§ Written task: Below is the data. Give it again, complete and exact.

§ Recorded data:
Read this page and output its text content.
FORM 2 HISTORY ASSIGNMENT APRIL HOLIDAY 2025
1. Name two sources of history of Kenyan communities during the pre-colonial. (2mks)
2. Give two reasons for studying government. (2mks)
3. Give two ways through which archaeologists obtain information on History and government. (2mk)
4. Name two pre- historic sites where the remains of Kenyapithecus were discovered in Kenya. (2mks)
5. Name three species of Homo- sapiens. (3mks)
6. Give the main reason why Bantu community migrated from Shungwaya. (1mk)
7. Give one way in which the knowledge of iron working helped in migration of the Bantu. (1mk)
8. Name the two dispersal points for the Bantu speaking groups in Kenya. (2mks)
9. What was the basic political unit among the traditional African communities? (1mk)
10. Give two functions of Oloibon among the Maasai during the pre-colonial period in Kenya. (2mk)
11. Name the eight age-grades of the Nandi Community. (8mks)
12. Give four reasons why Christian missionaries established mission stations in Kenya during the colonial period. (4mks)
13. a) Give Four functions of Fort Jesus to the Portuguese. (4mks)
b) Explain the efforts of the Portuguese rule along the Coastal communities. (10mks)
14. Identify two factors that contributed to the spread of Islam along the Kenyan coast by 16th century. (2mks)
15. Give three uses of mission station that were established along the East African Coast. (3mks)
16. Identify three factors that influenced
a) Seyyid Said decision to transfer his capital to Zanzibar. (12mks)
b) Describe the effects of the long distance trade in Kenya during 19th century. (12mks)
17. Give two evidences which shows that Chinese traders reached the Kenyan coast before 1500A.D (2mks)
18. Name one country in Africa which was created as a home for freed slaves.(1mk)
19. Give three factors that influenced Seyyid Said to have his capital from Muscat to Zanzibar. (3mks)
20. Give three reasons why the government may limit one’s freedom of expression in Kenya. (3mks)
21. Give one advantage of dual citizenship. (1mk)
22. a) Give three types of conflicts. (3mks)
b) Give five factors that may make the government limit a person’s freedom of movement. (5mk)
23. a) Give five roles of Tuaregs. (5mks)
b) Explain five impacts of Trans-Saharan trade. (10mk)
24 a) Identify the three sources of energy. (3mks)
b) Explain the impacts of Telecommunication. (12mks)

§ Answer for the task:
Read this page and output its text content.
FORM 2 HISTORY ASSIGNMENT APRIL HOLIDAY 2025
1. Name two sources of history of Kenyan communities during the pre-colonial. (2mks)
2. Give two reasons for studying government. (2mks)
3. Give two ways through which archaeologists obtain information on History and government. (2mk)
4. Name two pre- historic sites where the remains of Kenyapithecus were discovered in Kenya. (2mks)
5. Name three species of Homo- sapiens. (3mks)
6. Give the main reason why Bantu community migrated from Shungwaya. (1mk)
7. Give one way in which the knowledge of iron working helped in migration of the Bantu. (1mk)
8. Name the two dispersal points for the Bantu speaking groups in Kenya. (2mks)
9. What was the basic political unit among the traditional African communities? (1mk)
10. Give two functions of Oloibon among the Maasai during the pre-colonial period in Kenya. (2mk)
11. Name the eight age-grades of the Nandi Community. (8mks)
12. Give four reasons why Christian missionaries established mission stations in Kenya during the colonial period. (4mks)
13. a) Give Four functions of Fort Jesus to the Portuguese. (4mks)
b) Explain the efforts of the Portuguese rule along the Coastal communities. (10mks)
14. Identify two factors that contributed to the spread of Islam along the Kenyan coast by 16th century. (2mks)
15. Give three uses of mission station that were established along the East African Coast. (3mks)
16. Identify three factors that influenced
a) Seyyid Said decision to transfer his capital to Zanzibar. (12mks)
b) Describe the effects of the long distance trade in Kenya during 19th century. (12mks)
17. Give two evidences which shows that Chinese traders reached the Kenyan coast before 1500A.D (2mks)
18. Name one country in Africa which was created as a home for freed slaves.(1mk)
19. Give three factors that influenced Seyyid Said to have his capital from Muscat to Zanzibar. (3mks)
20. Give three reasons why the government may limit one’s freedom of expression in Kenya. (3mks)
21. Give one advantage of dual citizenship. (1mk)
22. a) Give three types of conflicts. (3mks)
b) Give five factors that may make the government limit a person’s freedom of movement. (5mk)
23. a) Give five roles of Tuaregs. (5mks)
b) Explain five impacts of Trans-Saharan trade. (10mk)
24 a) Identify the three sources of energy. (3mks)
b) Explain the impacts of Telecommunication. (12mks)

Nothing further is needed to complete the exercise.